→ **Instructions for the task**
Only the number is needed: how many lines of the records include "days"?

→ **Stored records**
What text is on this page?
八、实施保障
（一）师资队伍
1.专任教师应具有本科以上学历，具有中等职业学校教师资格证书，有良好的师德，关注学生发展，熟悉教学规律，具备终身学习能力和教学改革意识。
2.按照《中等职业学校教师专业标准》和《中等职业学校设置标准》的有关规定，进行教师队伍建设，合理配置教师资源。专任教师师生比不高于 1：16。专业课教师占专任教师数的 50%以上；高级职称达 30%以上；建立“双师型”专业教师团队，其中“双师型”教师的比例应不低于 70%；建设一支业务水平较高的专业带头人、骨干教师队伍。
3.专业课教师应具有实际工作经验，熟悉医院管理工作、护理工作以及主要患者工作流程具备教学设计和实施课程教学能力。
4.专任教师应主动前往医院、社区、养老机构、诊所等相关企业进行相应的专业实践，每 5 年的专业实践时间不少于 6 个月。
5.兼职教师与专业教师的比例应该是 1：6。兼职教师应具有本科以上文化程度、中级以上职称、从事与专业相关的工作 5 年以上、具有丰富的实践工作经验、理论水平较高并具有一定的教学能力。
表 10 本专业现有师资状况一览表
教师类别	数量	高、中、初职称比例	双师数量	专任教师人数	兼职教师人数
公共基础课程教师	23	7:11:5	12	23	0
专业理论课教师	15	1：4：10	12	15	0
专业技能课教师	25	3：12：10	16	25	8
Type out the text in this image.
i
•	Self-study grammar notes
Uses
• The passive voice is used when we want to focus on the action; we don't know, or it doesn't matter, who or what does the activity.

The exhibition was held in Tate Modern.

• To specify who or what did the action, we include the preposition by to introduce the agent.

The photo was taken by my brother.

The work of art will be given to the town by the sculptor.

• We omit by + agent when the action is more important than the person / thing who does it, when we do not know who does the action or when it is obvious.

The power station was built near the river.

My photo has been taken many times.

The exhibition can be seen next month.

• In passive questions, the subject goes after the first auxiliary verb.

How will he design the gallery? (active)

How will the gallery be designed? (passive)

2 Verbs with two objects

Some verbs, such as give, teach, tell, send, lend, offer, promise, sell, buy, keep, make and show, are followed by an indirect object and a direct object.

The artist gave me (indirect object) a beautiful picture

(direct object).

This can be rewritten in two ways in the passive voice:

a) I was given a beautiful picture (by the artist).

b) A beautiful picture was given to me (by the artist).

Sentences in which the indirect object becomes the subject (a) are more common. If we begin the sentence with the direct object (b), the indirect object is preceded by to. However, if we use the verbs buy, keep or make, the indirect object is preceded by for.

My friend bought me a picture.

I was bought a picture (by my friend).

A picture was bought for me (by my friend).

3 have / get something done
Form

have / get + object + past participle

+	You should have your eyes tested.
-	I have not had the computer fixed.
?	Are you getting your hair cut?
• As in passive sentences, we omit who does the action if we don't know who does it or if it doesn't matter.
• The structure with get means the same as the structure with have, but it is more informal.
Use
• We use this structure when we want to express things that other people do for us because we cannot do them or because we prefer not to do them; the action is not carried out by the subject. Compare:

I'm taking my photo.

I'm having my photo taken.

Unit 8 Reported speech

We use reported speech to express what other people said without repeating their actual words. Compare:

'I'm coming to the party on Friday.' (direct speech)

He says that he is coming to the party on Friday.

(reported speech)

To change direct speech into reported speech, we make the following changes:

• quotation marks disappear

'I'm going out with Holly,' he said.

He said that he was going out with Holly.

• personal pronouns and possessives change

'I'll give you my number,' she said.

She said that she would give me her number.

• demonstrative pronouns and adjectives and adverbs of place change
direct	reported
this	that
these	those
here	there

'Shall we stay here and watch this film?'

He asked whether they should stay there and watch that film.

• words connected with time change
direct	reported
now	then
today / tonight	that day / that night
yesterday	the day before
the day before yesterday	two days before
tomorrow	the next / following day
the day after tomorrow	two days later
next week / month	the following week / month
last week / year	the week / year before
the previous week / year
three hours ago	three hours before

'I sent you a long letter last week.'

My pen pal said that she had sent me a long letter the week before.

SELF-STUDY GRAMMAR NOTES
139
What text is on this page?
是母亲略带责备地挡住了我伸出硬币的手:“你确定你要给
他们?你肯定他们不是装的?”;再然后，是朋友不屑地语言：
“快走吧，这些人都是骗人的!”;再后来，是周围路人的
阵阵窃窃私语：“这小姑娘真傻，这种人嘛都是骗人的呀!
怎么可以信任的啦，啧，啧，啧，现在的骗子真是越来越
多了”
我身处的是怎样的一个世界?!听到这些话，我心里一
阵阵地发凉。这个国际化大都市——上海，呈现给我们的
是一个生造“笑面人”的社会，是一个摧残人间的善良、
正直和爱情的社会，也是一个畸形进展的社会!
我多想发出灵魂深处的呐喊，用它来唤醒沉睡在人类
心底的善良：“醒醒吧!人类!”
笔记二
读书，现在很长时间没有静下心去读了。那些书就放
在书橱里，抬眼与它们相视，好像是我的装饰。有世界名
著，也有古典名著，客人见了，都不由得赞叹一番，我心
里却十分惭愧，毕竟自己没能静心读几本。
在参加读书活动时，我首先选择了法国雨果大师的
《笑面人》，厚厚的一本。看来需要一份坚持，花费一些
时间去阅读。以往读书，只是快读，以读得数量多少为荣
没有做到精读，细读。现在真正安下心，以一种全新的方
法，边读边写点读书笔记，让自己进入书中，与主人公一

→ **Solved problem**
2